Could you retype the lines of data below, character for character, starting at the line containing "- target-actions-title: Target" and ending at the line containing "- os-value: Windows: [761, 172, 810, 186]", with both of those lines included?

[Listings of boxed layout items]
○ ○ ○ ○ ○ ○ ○

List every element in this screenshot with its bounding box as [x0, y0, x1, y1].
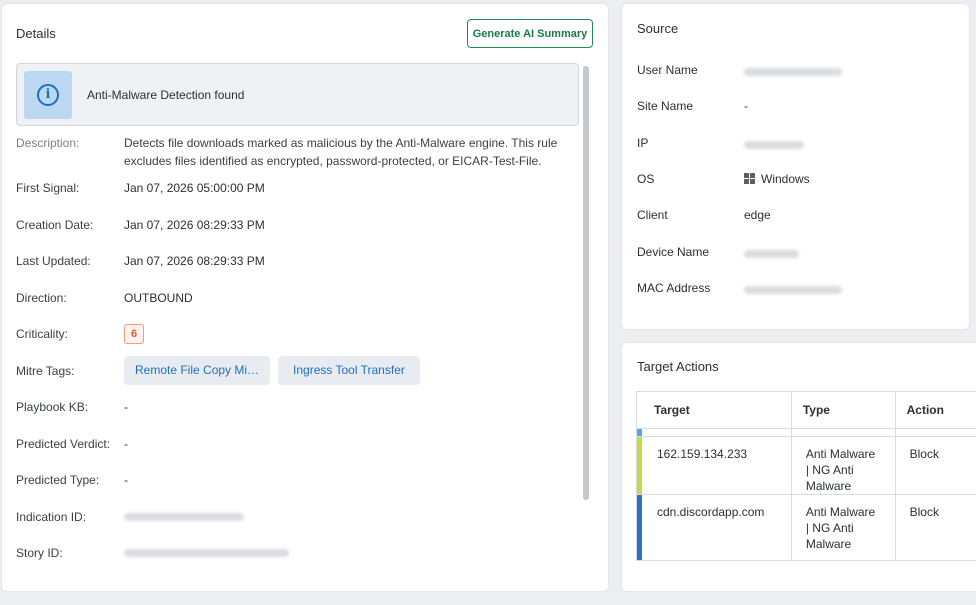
- target-actions-title: Target Actions: [637, 359, 719, 374]
- top-indicator-bar: [637, 429, 642, 436]
- type-line: Malware: [805, 537, 852, 551]
- story-id-label: Story ID:: [16, 546, 63, 560]
- type-line: | NG Anti: [805, 521, 854, 535]
- mitre-tags-label: Mitre Tags:: [16, 364, 75, 378]
- type-line: | NG Anti: [805, 463, 854, 477]
- site-name-value: -: [744, 99, 748, 113]
- source-panel: Source User Name Site Name - IP OS Windo…: [622, 4, 969, 329]
- os-value: Windows: [761, 172, 810, 186]
- direction-row: Direction: OUTBOUND: [16, 289, 193, 307]
- os-value-wrap: Windows: [744, 172, 810, 186]
- details-panel: Details Generate AI Summary i Anti-Malwa…: [2, 4, 608, 591]
- last-updated-row: Last Updated: Jan 07, 2026 08:29:33 PM: [16, 252, 265, 270]
- target-value: 162.159.134.233: [657, 447, 748, 461]
- predicted-type-value: -: [124, 473, 128, 487]
- user-name-row: User Name: [637, 63, 842, 77]
- type-line: Anti Malware: [805, 447, 876, 461]
- info-icon: i: [37, 83, 59, 106]
- column-header-target[interactable]: Target: [636, 391, 792, 429]
- mac-row: MAC Address: [637, 281, 842, 295]
- type-line: Malware: [805, 479, 852, 493]
- device-name-redacted: [744, 250, 799, 258]
- generate-ai-summary-button[interactable]: Generate AI Summary: [467, 19, 593, 48]
- table-row-top-strip: [636, 428, 976, 437]
- site-name-row: Site Name -: [637, 99, 748, 113]
- client-label: Client: [637, 208, 668, 222]
- os-label: OS: [637, 172, 655, 186]
- action-value: Block: [895, 436, 976, 495]
- predicted-type-label: Predicted Type:: [16, 473, 100, 487]
- ip-redacted: [744, 141, 804, 149]
- device-name-row: Device Name: [637, 245, 799, 259]
- user-name-redacted: [744, 68, 842, 76]
- predicted-verdict-value: -: [124, 437, 128, 451]
- playbook-value: -: [124, 400, 128, 414]
- last-updated-value: Jan 07, 2026 08:29:33 PM: [124, 254, 265, 268]
- site-name-label: Site Name: [637, 99, 694, 113]
- target-actions-table: Target Type Action 162.159.134.233 Anti …: [636, 391, 976, 561]
- column-header-action[interactable]: Action: [895, 391, 976, 429]
- target-value: cdn.discordapp.com: [657, 505, 765, 519]
- windows-icon: [744, 173, 755, 184]
- criticality-row: Criticality: 6: [16, 324, 144, 344]
- ip-label: IP: [637, 136, 649, 150]
- scrollbar-thumb[interactable]: [583, 66, 589, 500]
- details-title: Details: [16, 26, 56, 41]
- creation-date-value: Jan 07, 2026 08:29:33 PM: [124, 218, 265, 232]
- column-header-type[interactable]: Type: [791, 391, 896, 429]
- user-name-label: User Name: [637, 63, 698, 77]
- action-value: Block: [895, 494, 976, 561]
- direction-label: Direction:: [16, 291, 67, 305]
- predicted-verdict-label: Predicted Verdict:: [16, 437, 111, 451]
- details-scrollbar[interactable]: [581, 64, 591, 574]
- device-name-label: Device Name: [637, 245, 710, 259]
- story-id-redacted: [124, 549, 289, 557]
- description-row: Description: Detects file downloads mark…: [16, 134, 564, 170]
- story-id-row: Story ID:: [16, 544, 289, 562]
- creation-date-row: Creation Date: Jan 07, 2026 08:29:33 PM: [16, 216, 265, 234]
- first-signal-value: Jan 07, 2026 05:00:00 PM: [124, 181, 265, 195]
- banner-text: Anti-Malware Detection found: [87, 87, 245, 102]
- row-indicator-bar: [637, 437, 642, 494]
- detection-banner: i Anti-Malware Detection found: [16, 63, 579, 126]
- criticality-badge: 6: [124, 324, 144, 344]
- direction-value: OUTBOUND: [124, 291, 193, 305]
- client-row: Client edge: [637, 208, 771, 222]
- type-cell: Anti Malware | NG Anti Malware: [791, 494, 896, 561]
- mitre-tags-row: Mitre Tags: Remote File Copy Mi… Ingress…: [16, 356, 428, 385]
- indication-id-row: Indication ID:: [16, 508, 244, 526]
- first-signal-label: First Signal:: [16, 181, 80, 195]
- predicted-verdict-row: Predicted Verdict: -: [16, 435, 128, 453]
- playbook-row: Playbook KB: -: [16, 398, 128, 416]
- indication-id-label: Indication ID:: [16, 510, 87, 524]
- type-line: Anti Malware: [805, 505, 876, 519]
- source-title: Source: [637, 21, 679, 36]
- table-row[interactable]: cdn.discordapp.com Anti Malware | NG Ant…: [636, 494, 976, 561]
- criticality-label: Criticality:: [16, 327, 69, 341]
- description-value: Detects file downloads marked as malicio…: [124, 136, 558, 168]
- client-value: edge: [744, 208, 771, 222]
- row-indicator-bar: [637, 495, 642, 560]
- ip-row: IP: [637, 136, 804, 150]
- mac-label: MAC Address: [637, 281, 711, 295]
- mac-redacted: [744, 286, 842, 294]
- table-row[interactable]: 162.159.134.233 Anti Malware | NG Anti M…: [636, 436, 976, 495]
- predicted-type-row: Predicted Type: -: [16, 471, 128, 489]
- mitre-tag-remote-file-copy[interactable]: Remote File Copy Mi…: [124, 356, 271, 385]
- type-cell: Anti Malware | NG Anti Malware: [791, 436, 896, 495]
- os-row: OS Windows: [637, 172, 810, 186]
- last-updated-label: Last Updated:: [16, 254, 91, 268]
- info-icon-box: i: [24, 70, 72, 119]
- playbook-label: Playbook KB:: [16, 400, 89, 414]
- indication-id-redacted: [124, 513, 244, 521]
- description-label: Description:: [16, 136, 80, 150]
- first-signal-row: First Signal: Jan 07, 2026 05:00:00 PM: [16, 179, 265, 197]
- creation-date-label: Creation Date:: [16, 218, 94, 232]
- mitre-tag-ingress-tool-transfer[interactable]: Ingress Tool Transfer: [278, 356, 420, 385]
- target-actions-panel: Target Actions Target Type Action 162.15…: [622, 343, 976, 591]
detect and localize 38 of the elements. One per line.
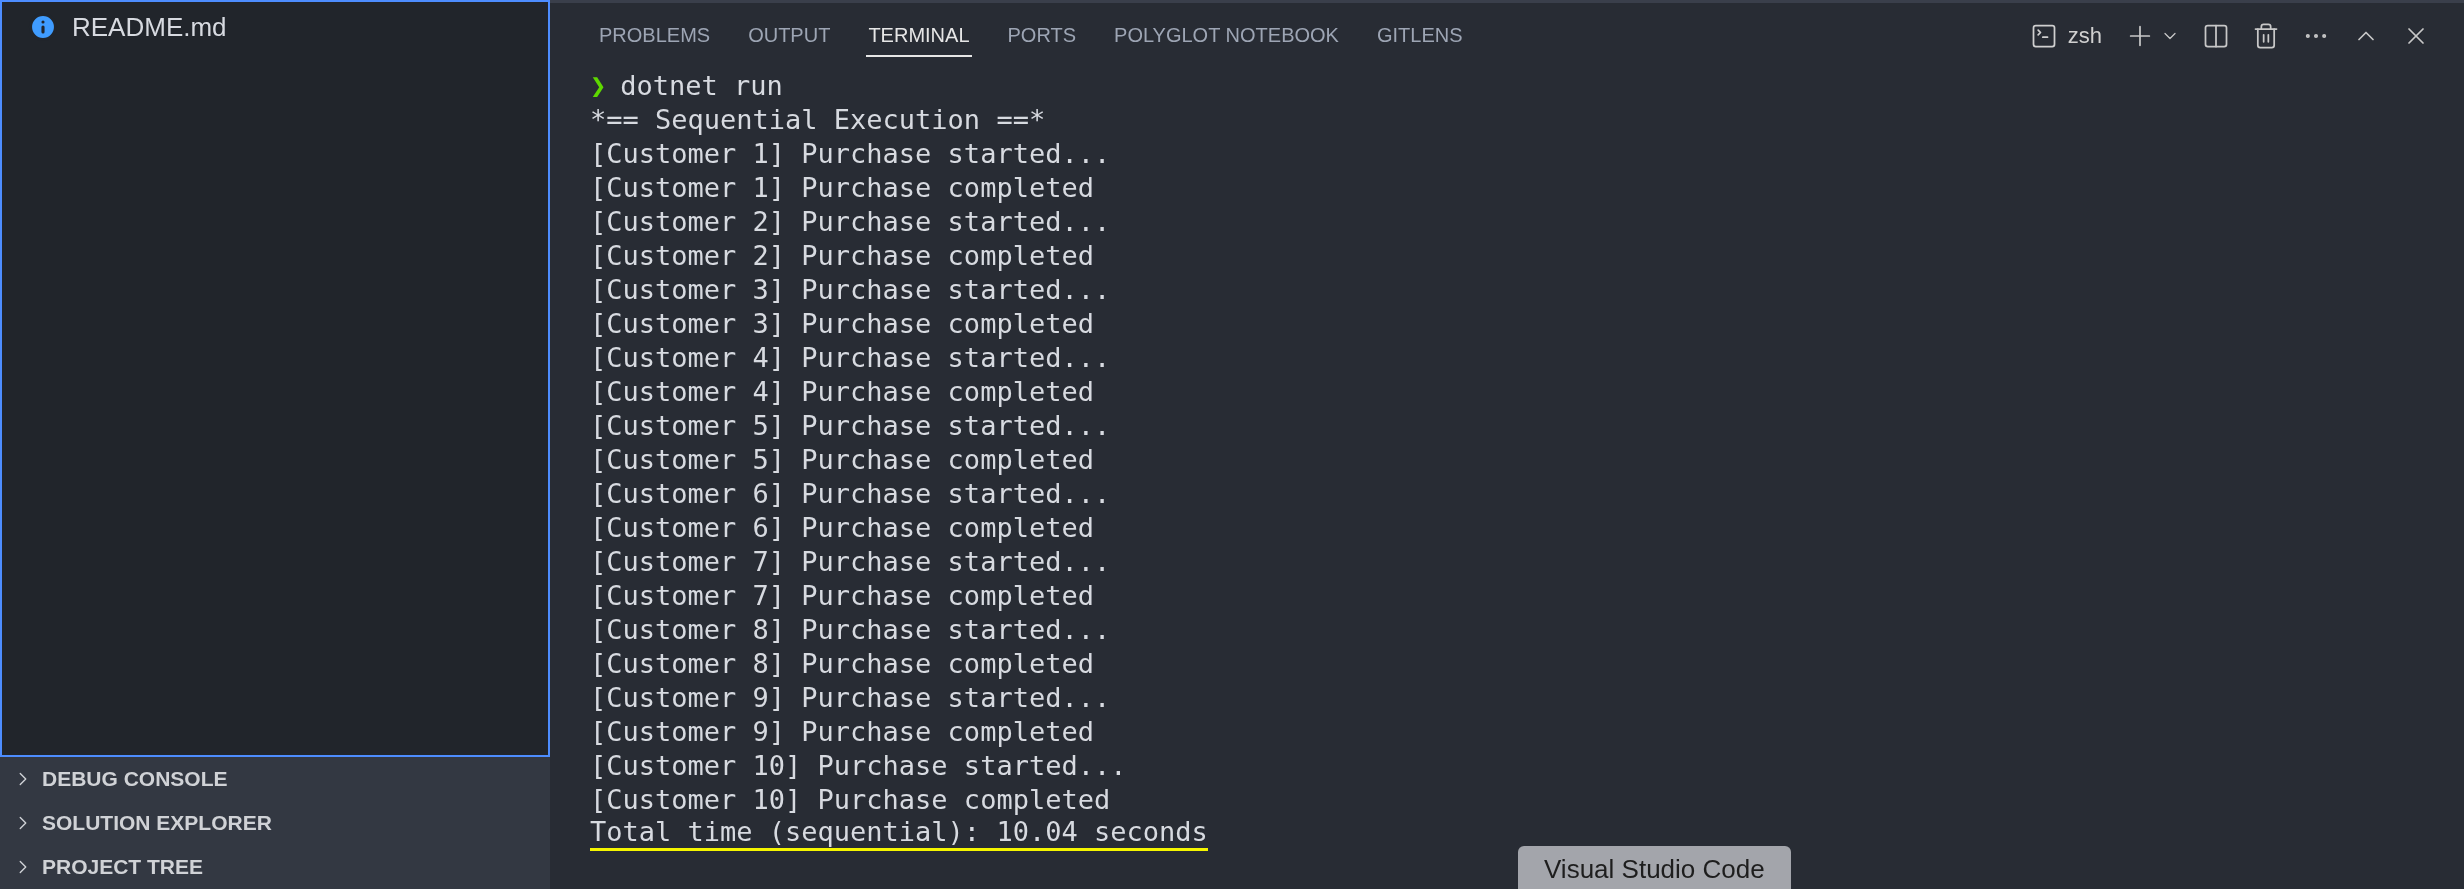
command-text: dotnet run: [620, 69, 783, 103]
output-line: [Customer 4] Purchase started...: [590, 341, 1111, 375]
output-line: [Customer 3] Purchase started...: [590, 273, 1111, 307]
split-icon[interactable]: [2202, 22, 2230, 50]
output-line: [Customer 6] Purchase started...: [590, 477, 1111, 511]
underlined-output-line: Total time (sequential): 10.04 seconds: [590, 817, 1208, 851]
tooltip: Visual Studio Code: [1518, 846, 1791, 889]
panel-tab[interactable]: OUTPUT: [746, 15, 833, 57]
output-line: [Customer 10] Purchase started...: [590, 749, 1127, 783]
panel-tab[interactable]: POLYGLOT NOTEBOOK: [1112, 15, 1341, 57]
section-header[interactable]: DEBUG CONSOLE: [0, 757, 550, 801]
output-line: [Customer 1] Purchase completed: [590, 171, 1094, 205]
panel-tab[interactable]: PORTS: [1005, 15, 1079, 57]
panel-tab[interactable]: TERMINAL: [866, 15, 972, 57]
output-line: [Customer 7] Purchase completed: [590, 579, 1094, 613]
section-header[interactable]: SOLUTION EXPLORER: [0, 801, 550, 845]
output-line: [Customer 2] Purchase completed: [590, 239, 1094, 273]
section-header[interactable]: PROJECT TREE: [0, 845, 550, 889]
output-line: [Customer 10] Purchase completed: [590, 783, 1111, 817]
output-line: [Customer 5] Purchase completed: [590, 443, 1094, 477]
output-line: [Customer 2] Purchase started...: [590, 205, 1111, 239]
panel-tab[interactable]: GITLENS: [1374, 15, 1465, 57]
prompt-symbol: ❯: [590, 69, 607, 103]
output-line: [Customer 8] Purchase completed: [590, 647, 1094, 681]
output-line: [Customer 6] Purchase completed: [590, 511, 1094, 545]
trash-icon[interactable]: [2252, 22, 2280, 50]
terminal-selector[interactable]: zsh: [2029, 22, 2102, 50]
output-line: *== Sequential Execution ==*: [590, 103, 1046, 137]
output-line: [Customer 9] Purchase completed: [590, 715, 1094, 749]
output-line: [Customer 7] Purchase started...: [590, 545, 1111, 579]
output-line: [Customer 3] Purchase completed: [590, 307, 1094, 341]
output-line: [Customer 5] Purchase started...: [590, 409, 1111, 443]
output-line: [Customer 4] Purchase completed: [590, 375, 1094, 409]
output-line: [Customer 1] Purchase started...: [590, 137, 1111, 171]
output-line: [Customer 8] Purchase started...: [590, 613, 1111, 647]
file-item[interactable]: README.md: [2, 10, 548, 44]
output-line: [Customer 9] Purchase started...: [590, 681, 1111, 715]
panel-tab[interactable]: PROBLEMS: [597, 15, 713, 57]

○ ○ ○ ○ ○ ○ ○

TASK SOLUTION =
- target-actions-title: Target Actions: [637, 359, 719, 374]
- top-indicator-bar: [637, 429, 642, 436]
- type-line: Malware: [805, 537, 852, 551]
- story-id-label: Story ID:: [16, 546, 63, 560]
- type-line: | NG Anti: [805, 521, 854, 535]
- mitre-tags-label: Mitre Tags:: [16, 364, 75, 378]
- type-line: | NG Anti: [805, 463, 854, 477]
- site-name-value: -: [744, 99, 748, 113]
- source-panel: Source User Name Site Name - IP OS Windo…: [622, 4, 969, 329]
- os-value: Windows: [761, 172, 810, 186]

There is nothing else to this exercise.